Exercise. Search the material for the string "test" and copy each line where it occurs.

*****

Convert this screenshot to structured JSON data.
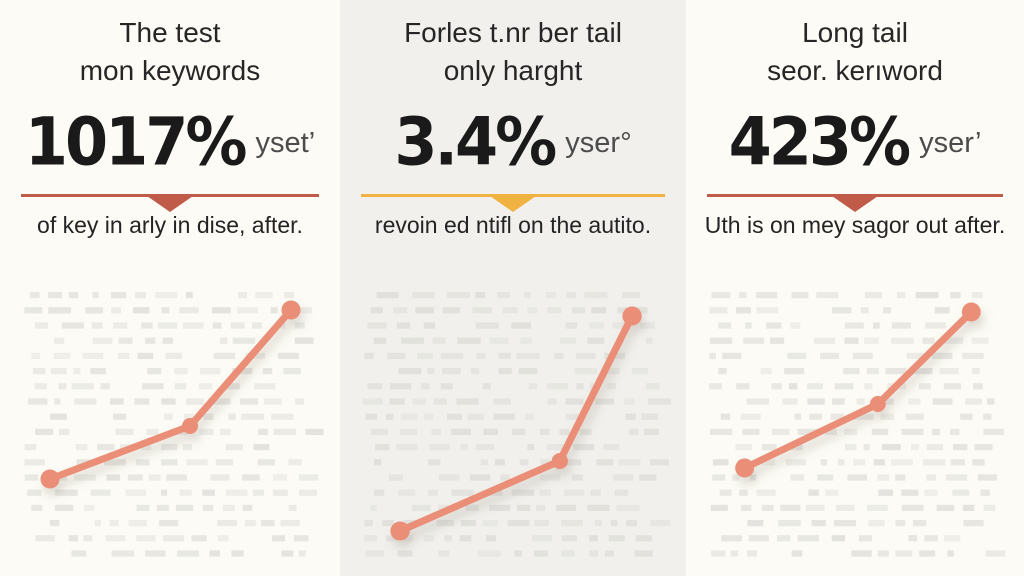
{
  "panels": [
    {
      "title_line1": "The test",
      "title_line2": "mon keywords",
      "stat_value": "1017%",
      "stat_suffix": "yset’",
      "subtitle": "of key in arly in dise, after.",
      "bg": "#fcfbf5",
      "divider_color": "#c15b49",
      "line_color": "#ea8e77",
      "dot_color": "#e2e1dc",
      "chart": {
        "points": [
          [
            50,
            205
          ],
          [
            190,
            152
          ],
          [
            291,
            36
          ]
        ]
      }
    },
    {
      "title_line1": "Forles t.nr ber tail",
      "title_line2": "only harght",
      "stat_value": "3.4%",
      "stat_suffix": "yser°",
      "subtitle": "revoin ed ntifl on the autito.",
      "bg": "#f1f0ec",
      "divider_color": "#f0b342",
      "line_color": "#ea8e77",
      "dot_color": "#dfdeda",
      "chart": {
        "points": [
          [
            59,
            257
          ],
          [
            216,
            187
          ],
          [
            287,
            42
          ]
        ]
      }
    },
    {
      "title_line1": "Long tail",
      "title_line2": "seor. kerıword",
      "stat_value": "423%",
      "stat_suffix": "yser’",
      "subtitle": "Uth is on mey sagor out after.",
      "bg": "#fcfbf5",
      "divider_color": "#c15b49",
      "line_color": "#ea8e77",
      "dot_color": "#e2e1dc",
      "chart": {
        "points": [
          [
            59,
            194
          ],
          [
            193,
            130
          ],
          [
            287,
            38
          ]
        ]
      }
    }
  ],
  "chart_data": [
    {
      "type": "line",
      "title": "The test mon keywords",
      "stat_label": "1017% yset’",
      "x_rel": [
        0.15,
        0.56,
        0.86
      ],
      "y_rel_from_bottom": [
        0.31,
        0.49,
        0.88
      ],
      "axes": "none",
      "grid": "dotted-dash background, no axes or tick labels",
      "line_color": "#ea8e77"
    },
    {
      "type": "line",
      "title": "Forles t.nr ber tail only harght",
      "stat_label": "3.4% yser°",
      "x_rel": [
        0.17,
        0.62,
        0.83
      ],
      "y_rel_from_bottom": [
        0.14,
        0.37,
        0.86
      ],
      "axes": "none",
      "grid": "dotted-dash background, no axes or tick labels",
      "line_color": "#ea8e77"
    },
    {
      "type": "line",
      "title": "Long tail seor. kerıword",
      "stat_label": "423% yser’",
      "x_rel": [
        0.17,
        0.57,
        0.84
      ],
      "y_rel_from_bottom": [
        0.35,
        0.57,
        0.87
      ],
      "axes": "none",
      "grid": "dotted-dash background, no axes or tick labels",
      "line_color": "#ea8e77"
    }
  ]
}
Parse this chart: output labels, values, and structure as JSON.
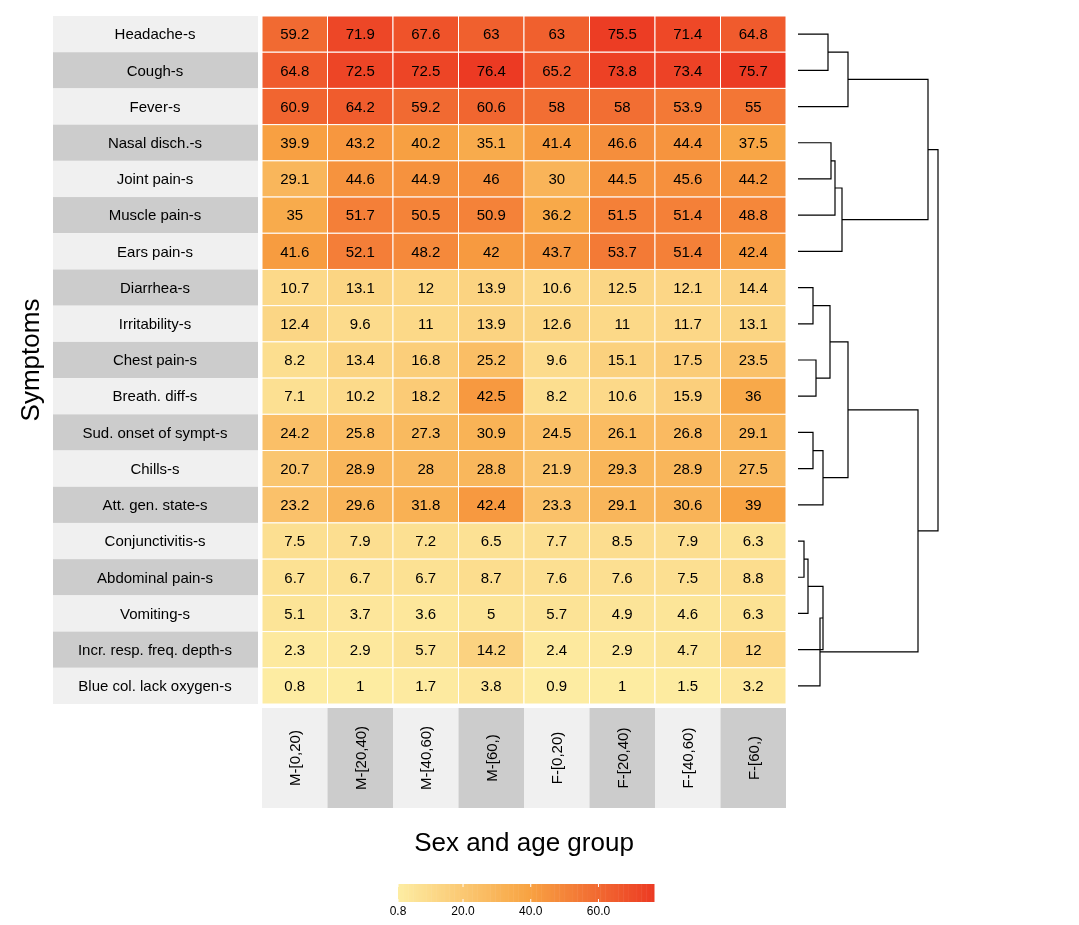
{
  "chart_data": {
    "type": "heatmap",
    "xlabel": "Sex and age group",
    "ylabel": "Symptoms",
    "categories": [
      "M-[0,20)",
      "M-[20,40)",
      "M-[40,60)",
      "M-[60,)",
      "F-[0,20)",
      "F-[20,40)",
      "F-[40,60)",
      "F-[60,)"
    ],
    "y_categories": [
      "Headache-s",
      "Cough-s",
      "Fever-s",
      "Nasal disch.-s",
      "Joint pain-s",
      "Muscle pain-s",
      "Ears pain-s",
      "Diarrhea-s",
      "Irritability-s",
      "Chest pain-s",
      "Breath. diff-s",
      "Sud. onset of sympt-s",
      "Chills-s",
      "Att. gen. state-s",
      "Conjunctivitis-s",
      "Abdominal pain-s",
      "Vomiting-s",
      "Incr. resp. freq. depth-s",
      "Blue col. lack oxygen-s"
    ],
    "cells": [
      [
        59.2,
        71.9,
        67.6,
        63,
        63,
        75.5,
        71.4,
        64.8
      ],
      [
        64.8,
        72.5,
        72.5,
        76.4,
        65.2,
        73.8,
        73.4,
        75.7
      ],
      [
        60.9,
        64.2,
        59.2,
        60.6,
        58,
        58,
        53.9,
        55
      ],
      [
        39.9,
        43.2,
        40.2,
        35.1,
        41.4,
        46.6,
        44.4,
        37.5
      ],
      [
        29.1,
        44.6,
        44.9,
        46,
        30,
        44.5,
        45.6,
        44.2
      ],
      [
        35,
        51.7,
        50.5,
        50.9,
        36.2,
        51.5,
        51.4,
        48.8
      ],
      [
        41.6,
        52.1,
        48.2,
        42,
        43.7,
        53.7,
        51.4,
        42.4
      ],
      [
        10.7,
        13.1,
        12,
        13.9,
        10.6,
        12.5,
        12.1,
        14.4
      ],
      [
        12.4,
        9.6,
        11,
        13.9,
        12.6,
        11,
        11.7,
        13.1
      ],
      [
        8.2,
        13.4,
        16.8,
        25.2,
        9.6,
        15.1,
        17.5,
        23.5
      ],
      [
        7.1,
        10.2,
        18.2,
        42.5,
        8.2,
        10.6,
        15.9,
        36
      ],
      [
        24.2,
        25.8,
        27.3,
        30.9,
        24.5,
        26.1,
        26.8,
        29.1
      ],
      [
        20.7,
        28.9,
        28,
        28.8,
        21.9,
        29.3,
        28.9,
        27.5
      ],
      [
        23.2,
        29.6,
        31.8,
        42.4,
        23.3,
        29.1,
        30.6,
        39
      ],
      [
        7.5,
        7.9,
        7.2,
        6.5,
        7.7,
        8.5,
        7.9,
        6.3
      ],
      [
        6.7,
        6.7,
        6.7,
        8.7,
        7.6,
        7.6,
        7.5,
        8.8
      ],
      [
        5.1,
        3.7,
        3.6,
        5,
        5.7,
        4.9,
        4.6,
        6.3
      ],
      [
        2.3,
        2.9,
        5.7,
        14.2,
        2.4,
        2.9,
        4.7,
        12
      ],
      [
        0.8,
        1,
        1.7,
        3.8,
        0.9,
        1,
        1.5,
        3.2
      ]
    ],
    "data_labels": true,
    "clim": [
      0.8,
      76.4
    ],
    "cticks": [
      {
        "value": 0.8,
        "label": "0.8"
      },
      {
        "value": 20,
        "label": "20.0"
      },
      {
        "value": 40,
        "label": "40.0"
      },
      {
        "value": 60,
        "label": "60.0"
      }
    ]
  }
}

*****

Right answer.
      "title_line1": "The test",
      "title": "The test mon keywords",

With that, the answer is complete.